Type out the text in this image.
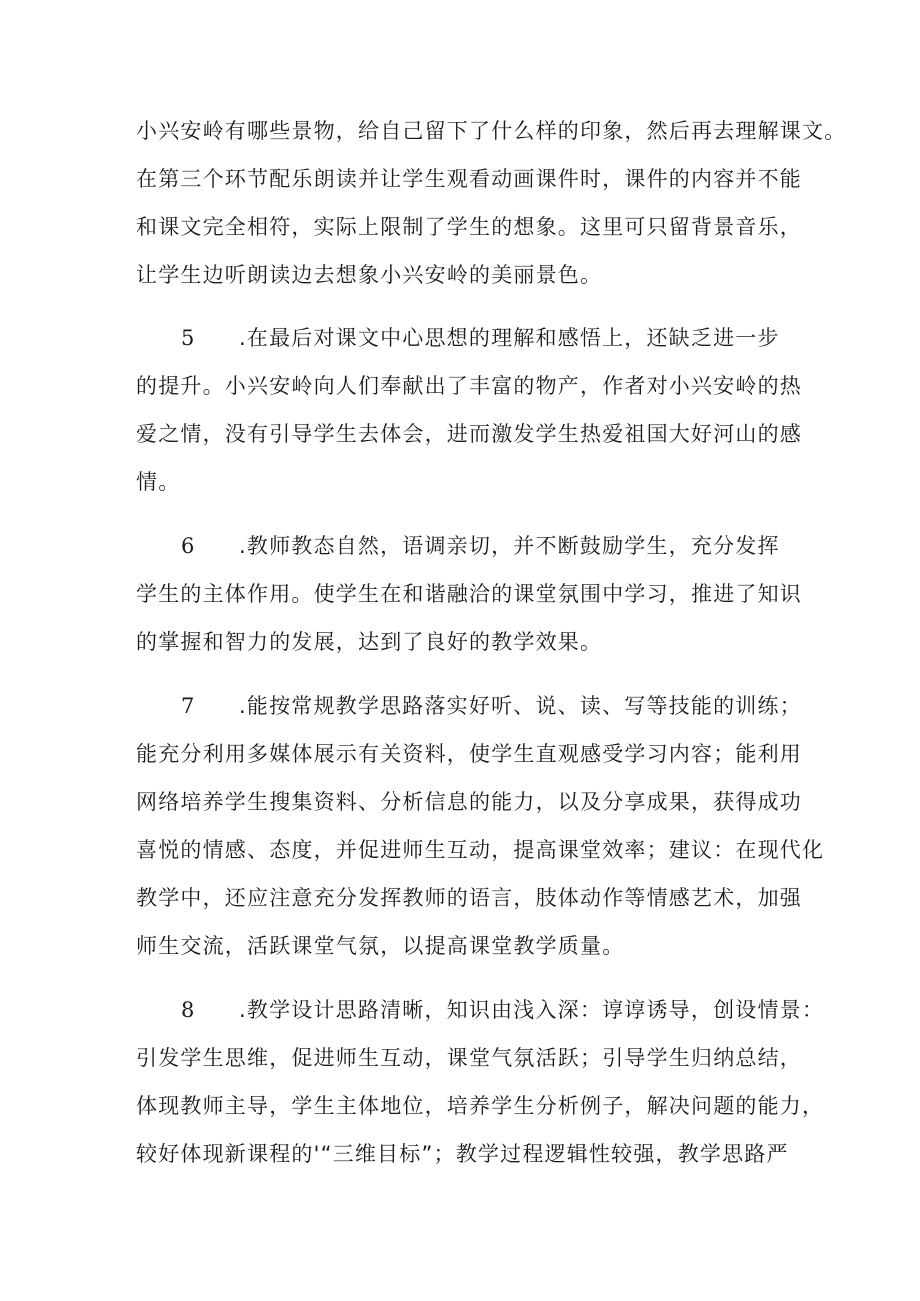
小兴安岭有哪些景物，给自己留下了什么样的印象，然后再去理解课文。
在第三个环节配乐朗读并让学生观看动画课件时，课件的内容并不能
和课文完全相符，实际上限制了学生的想象。这里可只留背景音乐，
让学生边听朗读边去想象小兴安岭的美丽景色。
5 .在最后对课文中心思想的理解和感悟上，还缺乏进一步
的提升。小兴安岭向人们奉献出了丰富的物产，作者对小兴安岭的热
爱之情，没有引导学生去体会，进而激发学生热爱祖国大好河山的感
情。
6 .教师教态自然，语调亲切，并不断鼓励学生，充分发挥
学生的主体作用。使学生在和谐融洽的课堂氛围中学习，推进了知识
的掌握和智力的发展，达到了良好的教学效果。
7 .能按常规教学思路落实好听、说、读、写等技能的训练；
能充分利用多媒体展示有关资料，使学生直观感受学习内容；能利用
网络培养学生搜集资料、分析信息的能力，以及分享成果，获得成功
喜悦的情感、态度，并促进师生互动，提高课堂效率；建议：在现代化
教学中，还应注意充分发挥教师的语言，肢体动作等情感艺术，加强
师生交流，活跃课堂气氛，以提高课堂教学质量。
8 .教学设计思路清晰，知识由浅入深：谆谆诱导，创设情景：
引发学生思维，促进师生互动，课堂气氛活跃；引导学生归纳总结，
体现教师主导，学生主体地位，培养学生分析例子，解决问题的能力，
较好体现新课程的'“三维目标”；教学过程逻辑性较强，教学思路严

WRITTEN TASK:
Using the data above, write out every line exactly, leaving the images behind.

REPLY:
Type out the text in this image.
小兴安岭有哪些景物，给自己留下了什么样的印象，然后再去理解课文。
在第三个环节配乐朗读并让学生观看动画课件时，课件的内容并不能
和课文完全相符，实际上限制了学生的想象。这里可只留背景音乐，
让学生边听朗读边去想象小兴安岭的美丽景色。
5 .在最后对课文中心思想的理解和感悟上，还缺乏进一步
的提升。小兴安岭向人们奉献出了丰富的物产，作者对小兴安岭的热
爱之情，没有引导学生去体会，进而激发学生热爱祖国大好河山的感
情。
6 .教师教态自然，语调亲切，并不断鼓励学生，充分发挥
学生的主体作用。使学生在和谐融洽的课堂氛围中学习，推进了知识
的掌握和智力的发展，达到了良好的教学效果。
7 .能按常规教学思路落实好听、说、读、写等技能的训练；
能充分利用多媒体展示有关资料，使学生直观感受学习内容；能利用
网络培养学生搜集资料、分析信息的能力，以及分享成果，获得成功
喜悦的情感、态度，并促进师生互动，提高课堂效率；建议：在现代化
教学中，还应注意充分发挥教师的语言，肢体动作等情感艺术，加强
师生交流，活跃课堂气氛，以提高课堂教学质量。
8 .教学设计思路清晰，知识由浅入深：谆谆诱导，创设情景：
引发学生思维，促进师生互动，课堂气氛活跃；引导学生归纳总结，
体现教师主导，学生主体地位，培养学生分析例子，解决问题的能力，
较好体现新课程的'“三维目标”；教学过程逻辑性较强，教学思路严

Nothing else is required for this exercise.